In 1996, Egyptian geologist Aly Barakat discovered a tiny, one-ounce stone in the eastern Sahara. Ever since, scientists have been trying to figure out where exactly the mysterious pebble originated. As Popular Mechanics reports, it probably wasn't anywhere near Earth. A new study in Geochimica et Cosmochimica Acta finds that the micro-compounds in the rock don't match anything we've ever found in our solar system.

Scientists have known for several years that the fragment, known as the Hypatia stone, was extraterrestrial in origin. But this new study finds that it's even weirder than we thought. Led by University of Johannesburg geologists, the research team performed mineral analyses on the microdiamond-studded rock that showed that it is made of matter that predates the existence of our Sun or any of the planets in the solar system. And, its chemical composition doesn't resemble anything we've found on Earth or in comets or meteorites we have studied.

──────

__DIRECTIVES__:
1. According to the Hypatia stone passage, who discovered the stone, and in what year?
2. Do these statements agree with the Hypatia stone passage? (a) The stone weighs about one ounce. (b) The research team was led by geologists from an Egyptian university. (c) The stone's chemical composition resembles that of comets. Answer yes or no for each, quoting the words of the passage that decide it.
3. Carry on writing the Hypatia stone passage after its final sentence.

──────

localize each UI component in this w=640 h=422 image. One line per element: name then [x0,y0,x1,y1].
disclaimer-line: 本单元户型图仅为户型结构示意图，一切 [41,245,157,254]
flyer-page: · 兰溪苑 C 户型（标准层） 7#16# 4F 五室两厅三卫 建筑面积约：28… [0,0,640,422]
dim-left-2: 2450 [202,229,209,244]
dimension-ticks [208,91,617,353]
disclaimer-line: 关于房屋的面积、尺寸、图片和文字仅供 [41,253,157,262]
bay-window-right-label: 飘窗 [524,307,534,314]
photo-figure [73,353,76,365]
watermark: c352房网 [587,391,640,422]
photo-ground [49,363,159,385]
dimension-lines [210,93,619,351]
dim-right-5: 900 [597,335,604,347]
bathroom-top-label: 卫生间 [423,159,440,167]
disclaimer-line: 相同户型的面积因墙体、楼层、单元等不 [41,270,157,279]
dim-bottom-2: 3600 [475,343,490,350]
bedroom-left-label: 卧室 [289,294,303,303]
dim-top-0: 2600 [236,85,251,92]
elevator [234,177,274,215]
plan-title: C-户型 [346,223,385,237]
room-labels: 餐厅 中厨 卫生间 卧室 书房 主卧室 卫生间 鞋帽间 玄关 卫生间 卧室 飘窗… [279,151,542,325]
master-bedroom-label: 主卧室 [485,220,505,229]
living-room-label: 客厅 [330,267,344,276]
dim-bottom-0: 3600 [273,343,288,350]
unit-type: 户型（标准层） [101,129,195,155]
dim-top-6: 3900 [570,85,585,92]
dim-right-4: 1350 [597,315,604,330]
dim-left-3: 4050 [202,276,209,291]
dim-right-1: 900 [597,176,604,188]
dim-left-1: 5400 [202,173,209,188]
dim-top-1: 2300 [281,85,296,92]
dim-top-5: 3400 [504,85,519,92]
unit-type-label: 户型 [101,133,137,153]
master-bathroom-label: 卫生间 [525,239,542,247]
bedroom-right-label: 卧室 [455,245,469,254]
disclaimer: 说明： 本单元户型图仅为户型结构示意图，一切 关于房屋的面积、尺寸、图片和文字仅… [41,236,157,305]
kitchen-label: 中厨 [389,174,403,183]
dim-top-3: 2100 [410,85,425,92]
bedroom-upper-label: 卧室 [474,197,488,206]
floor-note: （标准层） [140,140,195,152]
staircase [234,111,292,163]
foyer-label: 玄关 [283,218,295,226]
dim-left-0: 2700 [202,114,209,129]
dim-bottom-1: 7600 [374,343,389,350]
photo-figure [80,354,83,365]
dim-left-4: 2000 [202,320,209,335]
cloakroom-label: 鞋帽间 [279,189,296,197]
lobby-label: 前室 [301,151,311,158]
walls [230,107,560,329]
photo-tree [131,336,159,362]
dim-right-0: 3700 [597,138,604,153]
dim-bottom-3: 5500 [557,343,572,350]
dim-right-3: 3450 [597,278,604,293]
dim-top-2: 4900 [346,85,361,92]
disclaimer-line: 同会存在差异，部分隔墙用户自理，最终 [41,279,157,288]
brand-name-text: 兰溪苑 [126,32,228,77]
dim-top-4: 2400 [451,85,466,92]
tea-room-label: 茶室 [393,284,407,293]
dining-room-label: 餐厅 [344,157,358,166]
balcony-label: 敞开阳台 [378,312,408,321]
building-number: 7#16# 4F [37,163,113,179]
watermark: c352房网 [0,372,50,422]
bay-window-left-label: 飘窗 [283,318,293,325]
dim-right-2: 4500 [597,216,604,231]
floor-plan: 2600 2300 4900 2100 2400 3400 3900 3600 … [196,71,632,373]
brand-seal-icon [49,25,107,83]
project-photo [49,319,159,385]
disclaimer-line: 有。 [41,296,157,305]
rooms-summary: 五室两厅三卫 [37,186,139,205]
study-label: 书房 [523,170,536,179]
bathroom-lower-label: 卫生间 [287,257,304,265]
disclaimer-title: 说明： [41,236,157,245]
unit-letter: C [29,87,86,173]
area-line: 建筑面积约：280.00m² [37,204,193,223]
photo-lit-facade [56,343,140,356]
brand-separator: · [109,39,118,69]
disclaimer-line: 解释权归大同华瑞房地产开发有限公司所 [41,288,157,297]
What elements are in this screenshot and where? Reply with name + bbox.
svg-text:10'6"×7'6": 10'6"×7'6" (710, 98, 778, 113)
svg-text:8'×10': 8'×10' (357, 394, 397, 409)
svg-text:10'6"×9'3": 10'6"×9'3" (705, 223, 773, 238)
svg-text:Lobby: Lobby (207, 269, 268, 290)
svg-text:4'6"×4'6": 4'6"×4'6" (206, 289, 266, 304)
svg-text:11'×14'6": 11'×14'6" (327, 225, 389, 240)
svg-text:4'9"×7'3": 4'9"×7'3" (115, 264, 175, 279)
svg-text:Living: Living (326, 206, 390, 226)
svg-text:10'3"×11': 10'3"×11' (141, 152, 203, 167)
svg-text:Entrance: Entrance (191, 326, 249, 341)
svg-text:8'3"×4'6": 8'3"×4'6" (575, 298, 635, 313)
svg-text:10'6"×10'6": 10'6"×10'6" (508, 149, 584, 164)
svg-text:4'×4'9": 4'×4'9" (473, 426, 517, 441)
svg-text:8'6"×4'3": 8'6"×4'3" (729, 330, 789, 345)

──────

__ANSWERS BY TASK__:
1. Egyptian geologist Aly Barakat discovered it in 1996.

2.
(a) Yes: "a tiny, one-ounce stone"
(b) No: "Led by University of Johannesburg geologists"
(c) No: "its chemical composition doesn't resemble anything we've found on Earth or in comets or meteorites we have studied"

3.
Lead researcher Jan Kramers told Popular Mechanics that the rock was likely created in the early solar nebula, a giant cloud of homogenous interstellar dust from which the Sun and its planets formed. While some of the basic materials in the pebble are found on Earth—carbon, aluminum, iron, silicon—they exist in wildly different ratios than materials we've seen before. Researchers believe the rock's microscopic diamonds were created by the shock of the impact with Earth's atmosphere or crust.

"When Hypatia was first found to be extraterrestrial, it was a sensation, but these latest results are opening up even bigger questions about its origins," as study co-author Marco Andreoli said in a press release.

The study suggests the early solar nebula may not have been as homogenous as we thought. "If Hypatia itself is not presolar, [some of its chemical] features indicate that the solar nebula wasn't the same kind of dust everywhere—which starts tugging at the generally accepted view of the formation of our solar system," Kramer said.

The researchers plan to further probe the rock's origins, hopefully solving some of the puzzles this study has presented.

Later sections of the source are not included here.